The problem — Pull out every line of the data below that contains the string "point".

Box coordinate listings
## start
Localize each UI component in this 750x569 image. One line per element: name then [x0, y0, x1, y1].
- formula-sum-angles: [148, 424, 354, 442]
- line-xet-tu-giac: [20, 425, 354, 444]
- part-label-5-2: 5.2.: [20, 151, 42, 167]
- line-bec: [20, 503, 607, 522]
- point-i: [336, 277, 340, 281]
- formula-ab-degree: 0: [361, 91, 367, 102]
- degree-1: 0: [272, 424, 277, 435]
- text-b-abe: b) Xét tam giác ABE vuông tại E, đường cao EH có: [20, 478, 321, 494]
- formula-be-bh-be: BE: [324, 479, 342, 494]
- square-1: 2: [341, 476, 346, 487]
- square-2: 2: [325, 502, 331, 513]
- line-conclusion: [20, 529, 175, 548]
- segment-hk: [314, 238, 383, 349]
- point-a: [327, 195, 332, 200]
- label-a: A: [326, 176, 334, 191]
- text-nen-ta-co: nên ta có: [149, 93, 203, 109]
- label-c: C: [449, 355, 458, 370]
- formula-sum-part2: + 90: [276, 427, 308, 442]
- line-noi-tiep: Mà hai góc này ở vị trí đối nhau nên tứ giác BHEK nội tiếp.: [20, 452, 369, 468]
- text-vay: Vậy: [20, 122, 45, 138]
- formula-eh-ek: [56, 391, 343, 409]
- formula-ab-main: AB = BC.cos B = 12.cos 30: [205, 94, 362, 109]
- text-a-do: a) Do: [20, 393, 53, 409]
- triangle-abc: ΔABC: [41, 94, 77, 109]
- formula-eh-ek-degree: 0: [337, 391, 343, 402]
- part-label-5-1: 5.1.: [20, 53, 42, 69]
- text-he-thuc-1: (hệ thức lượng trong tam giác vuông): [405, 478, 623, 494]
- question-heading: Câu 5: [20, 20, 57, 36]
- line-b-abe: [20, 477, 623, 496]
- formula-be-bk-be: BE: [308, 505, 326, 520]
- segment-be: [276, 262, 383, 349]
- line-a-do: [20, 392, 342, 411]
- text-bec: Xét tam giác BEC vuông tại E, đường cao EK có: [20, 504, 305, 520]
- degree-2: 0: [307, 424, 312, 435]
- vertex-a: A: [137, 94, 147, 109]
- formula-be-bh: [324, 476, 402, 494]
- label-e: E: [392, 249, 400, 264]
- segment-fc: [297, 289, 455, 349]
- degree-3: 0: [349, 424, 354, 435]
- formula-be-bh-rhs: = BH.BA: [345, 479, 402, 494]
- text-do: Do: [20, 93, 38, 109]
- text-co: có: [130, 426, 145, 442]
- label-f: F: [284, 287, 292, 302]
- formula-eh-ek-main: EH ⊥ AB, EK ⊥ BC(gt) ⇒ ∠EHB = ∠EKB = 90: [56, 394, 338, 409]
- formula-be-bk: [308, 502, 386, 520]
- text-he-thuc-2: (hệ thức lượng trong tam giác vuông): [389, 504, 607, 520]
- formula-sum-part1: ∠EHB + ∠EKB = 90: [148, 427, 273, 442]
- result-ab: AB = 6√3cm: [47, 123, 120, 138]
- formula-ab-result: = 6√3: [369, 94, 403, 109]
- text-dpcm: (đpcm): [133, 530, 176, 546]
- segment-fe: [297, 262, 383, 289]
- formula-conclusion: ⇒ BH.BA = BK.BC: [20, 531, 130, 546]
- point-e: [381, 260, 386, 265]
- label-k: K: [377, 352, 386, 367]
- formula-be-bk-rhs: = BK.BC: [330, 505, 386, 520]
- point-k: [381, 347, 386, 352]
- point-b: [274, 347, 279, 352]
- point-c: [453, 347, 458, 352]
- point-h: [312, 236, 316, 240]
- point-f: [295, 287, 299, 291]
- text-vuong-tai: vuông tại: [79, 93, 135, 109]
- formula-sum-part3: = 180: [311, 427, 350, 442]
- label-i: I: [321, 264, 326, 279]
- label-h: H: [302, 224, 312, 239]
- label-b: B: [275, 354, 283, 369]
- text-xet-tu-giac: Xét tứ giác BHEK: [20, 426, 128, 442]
## end
Written answer —
- point-i: [336, 277, 340, 281]
- point-a: [327, 195, 332, 200]
- point-e: [381, 260, 386, 265]
- point-k: [381, 347, 386, 352]
- point-b: [274, 347, 279, 352]
- point-c: [453, 347, 458, 352]
- point-h: [312, 236, 316, 240]
- point-f: [295, 287, 299, 291]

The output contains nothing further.